Task to complete: Restate the whole listing exactly.

Dataset entries:

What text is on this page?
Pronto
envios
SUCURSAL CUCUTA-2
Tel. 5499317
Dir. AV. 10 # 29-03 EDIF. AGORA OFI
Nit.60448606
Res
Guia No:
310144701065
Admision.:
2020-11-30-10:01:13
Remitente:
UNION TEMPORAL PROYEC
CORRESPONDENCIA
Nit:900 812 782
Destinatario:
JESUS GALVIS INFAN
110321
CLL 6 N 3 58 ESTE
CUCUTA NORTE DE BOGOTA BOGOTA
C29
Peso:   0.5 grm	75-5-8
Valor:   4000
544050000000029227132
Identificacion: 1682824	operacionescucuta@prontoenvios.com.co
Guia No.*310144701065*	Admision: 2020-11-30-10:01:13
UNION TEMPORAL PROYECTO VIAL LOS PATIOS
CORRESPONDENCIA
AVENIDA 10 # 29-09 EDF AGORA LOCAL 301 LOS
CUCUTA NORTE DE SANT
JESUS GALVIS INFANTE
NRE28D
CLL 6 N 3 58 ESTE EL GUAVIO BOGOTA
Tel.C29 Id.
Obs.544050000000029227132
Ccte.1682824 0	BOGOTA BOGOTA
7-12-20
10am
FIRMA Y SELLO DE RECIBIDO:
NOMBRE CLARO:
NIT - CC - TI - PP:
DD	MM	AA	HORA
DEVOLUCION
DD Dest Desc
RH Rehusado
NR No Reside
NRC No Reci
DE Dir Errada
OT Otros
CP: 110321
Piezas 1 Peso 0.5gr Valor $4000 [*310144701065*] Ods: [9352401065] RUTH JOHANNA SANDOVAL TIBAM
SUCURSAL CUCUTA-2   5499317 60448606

Reply to the exercise:
What text is on this page?
Pronto
envios
SUCURSAL CUCUTA-2
Tel. 5499317
Dir. AV. 10 # 29-03 EDIF. AGORA OFI
Nit.60448606
Res
Guia No:
310144701065
Admision.:
2020-11-30-10:01:13
Remitente:
UNION TEMPORAL PROYEC
CORRESPONDENCIA
Nit:900 812 782
Destinatario:
JESUS GALVIS INFAN
110321
CLL 6 N 3 58 ESTE
CUCUTA NORTE DE BOGOTA BOGOTA
C29
Peso:   0.5 grm	75-5-8
Valor:   4000
544050000000029227132
Identificacion: 1682824	operacionescucuta@prontoenvios.com.co
Guia No.*310144701065*	Admision: 2020-11-30-10:01:13
UNION TEMPORAL PROYECTO VIAL LOS PATIOS
CORRESPONDENCIA
AVENIDA 10 # 29-09 EDF AGORA LOCAL 301 LOS
CUCUTA NORTE DE SANT
JESUS GALVIS INFANTE
NRE28D
CLL 6 N 3 58 ESTE EL GUAVIO BOGOTA
Tel.C29 Id.
Obs.544050000000029227132
Ccte.1682824 0	BOGOTA BOGOTA
7-12-20
10am
FIRMA Y SELLO DE RECIBIDO:
NOMBRE CLARO:
NIT - CC - TI - PP:
DD	MM	AA	HORA
DEVOLUCION
DD Dest Desc
RH Rehusado
NR No Reside
NRC No Reci
DE Dir Errada
OT Otros
CP: 110321
Piezas 1 Peso 0.5gr Valor $4000 [*310144701065*] Ods: [9352401065] RUTH JOHANNA SANDOVAL TIBAM
SUCURSAL CUCUTA-2   5499317 60448606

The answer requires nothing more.